Record extracts —
============================================================
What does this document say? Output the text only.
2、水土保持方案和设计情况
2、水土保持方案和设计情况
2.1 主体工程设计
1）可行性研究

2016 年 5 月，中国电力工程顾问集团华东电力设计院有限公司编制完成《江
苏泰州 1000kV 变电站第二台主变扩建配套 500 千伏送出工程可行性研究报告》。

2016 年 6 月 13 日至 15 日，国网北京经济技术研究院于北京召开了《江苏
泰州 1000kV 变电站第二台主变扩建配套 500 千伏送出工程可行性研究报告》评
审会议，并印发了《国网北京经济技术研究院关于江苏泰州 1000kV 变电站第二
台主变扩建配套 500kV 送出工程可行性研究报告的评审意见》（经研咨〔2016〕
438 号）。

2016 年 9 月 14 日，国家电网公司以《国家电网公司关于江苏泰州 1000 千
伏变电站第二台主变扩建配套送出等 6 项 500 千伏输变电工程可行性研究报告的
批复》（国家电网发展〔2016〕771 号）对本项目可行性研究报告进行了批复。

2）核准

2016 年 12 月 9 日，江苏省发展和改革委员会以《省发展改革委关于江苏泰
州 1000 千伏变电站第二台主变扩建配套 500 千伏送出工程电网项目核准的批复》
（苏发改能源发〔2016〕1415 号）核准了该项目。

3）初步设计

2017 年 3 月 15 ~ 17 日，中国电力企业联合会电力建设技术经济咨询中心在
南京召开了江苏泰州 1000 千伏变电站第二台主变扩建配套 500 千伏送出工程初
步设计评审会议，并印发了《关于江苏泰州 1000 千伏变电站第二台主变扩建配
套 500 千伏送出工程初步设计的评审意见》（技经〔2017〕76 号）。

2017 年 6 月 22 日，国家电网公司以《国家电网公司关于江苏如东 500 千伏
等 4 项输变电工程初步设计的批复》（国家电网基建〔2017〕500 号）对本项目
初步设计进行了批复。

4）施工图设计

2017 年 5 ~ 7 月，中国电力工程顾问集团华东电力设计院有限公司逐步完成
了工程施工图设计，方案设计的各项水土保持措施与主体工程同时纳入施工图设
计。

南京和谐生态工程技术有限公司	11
============================================================
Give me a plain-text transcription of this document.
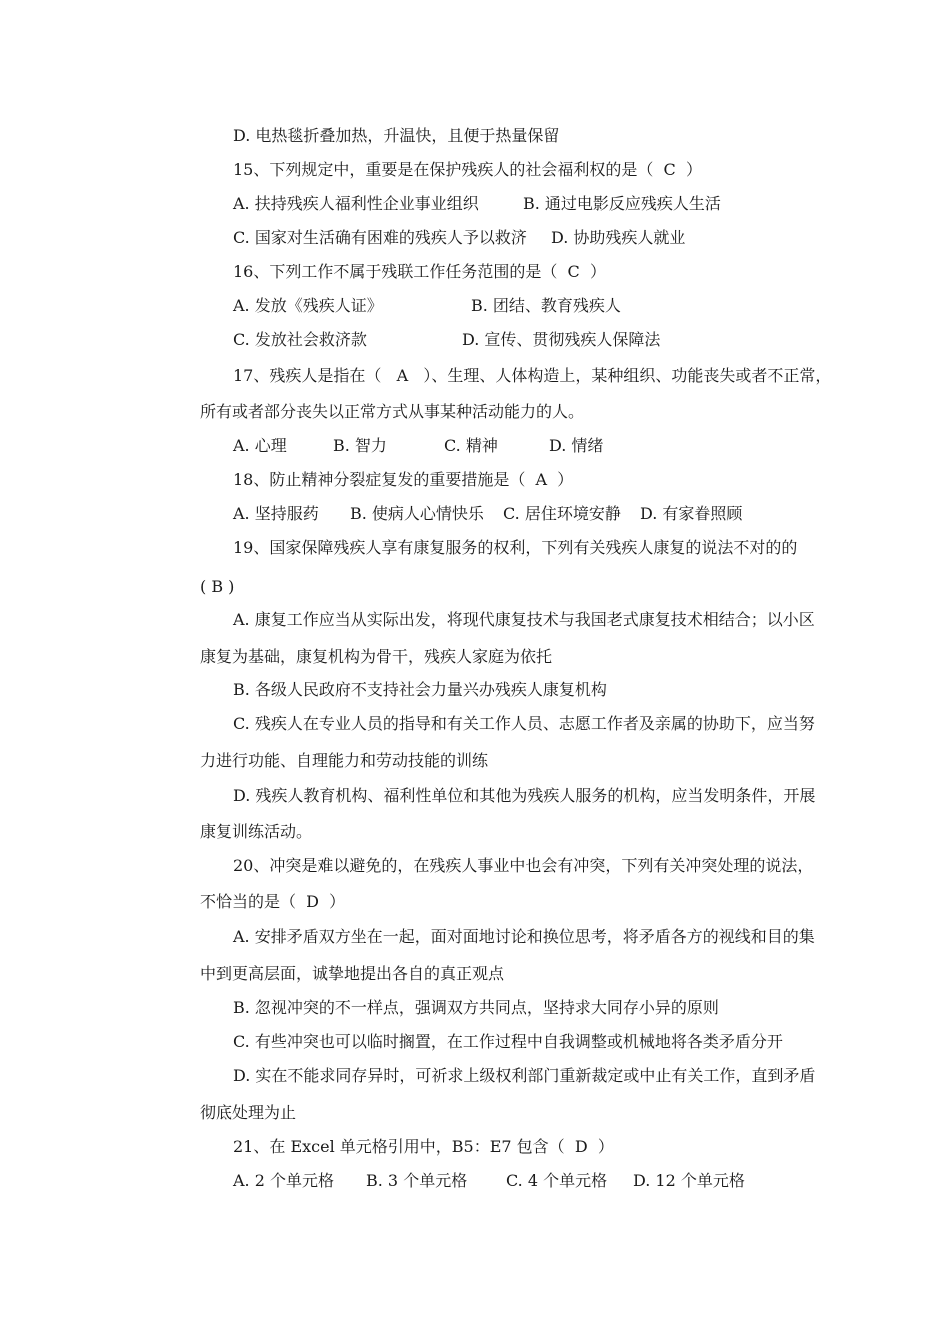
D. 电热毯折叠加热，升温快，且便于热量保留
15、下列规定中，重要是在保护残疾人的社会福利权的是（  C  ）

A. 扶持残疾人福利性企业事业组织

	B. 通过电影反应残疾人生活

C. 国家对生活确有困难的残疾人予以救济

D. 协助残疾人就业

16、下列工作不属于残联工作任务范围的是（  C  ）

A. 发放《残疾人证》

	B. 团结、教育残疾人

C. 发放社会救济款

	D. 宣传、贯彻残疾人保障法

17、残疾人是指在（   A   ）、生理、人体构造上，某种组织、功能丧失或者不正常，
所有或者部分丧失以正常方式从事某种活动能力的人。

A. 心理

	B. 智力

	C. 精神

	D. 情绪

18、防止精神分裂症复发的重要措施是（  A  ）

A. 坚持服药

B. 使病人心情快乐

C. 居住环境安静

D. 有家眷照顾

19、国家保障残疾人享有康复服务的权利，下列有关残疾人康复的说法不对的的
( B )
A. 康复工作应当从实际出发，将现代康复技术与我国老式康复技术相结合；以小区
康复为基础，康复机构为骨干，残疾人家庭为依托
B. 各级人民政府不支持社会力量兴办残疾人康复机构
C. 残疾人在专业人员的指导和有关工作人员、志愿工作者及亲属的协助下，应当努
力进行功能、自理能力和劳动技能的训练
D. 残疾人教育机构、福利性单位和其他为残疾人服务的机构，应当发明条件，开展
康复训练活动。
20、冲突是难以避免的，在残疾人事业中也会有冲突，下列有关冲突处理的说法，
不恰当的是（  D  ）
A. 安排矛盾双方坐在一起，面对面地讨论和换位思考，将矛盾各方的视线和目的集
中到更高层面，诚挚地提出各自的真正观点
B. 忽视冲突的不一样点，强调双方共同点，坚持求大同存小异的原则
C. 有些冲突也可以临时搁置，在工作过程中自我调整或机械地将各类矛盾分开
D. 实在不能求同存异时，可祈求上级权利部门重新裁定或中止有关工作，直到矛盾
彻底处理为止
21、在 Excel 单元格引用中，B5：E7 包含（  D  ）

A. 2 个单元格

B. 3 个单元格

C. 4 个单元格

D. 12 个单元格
============================================================
Your objective — Count how many lines of the material hold the string "text". Give the number and nothing more.

Written answer — 2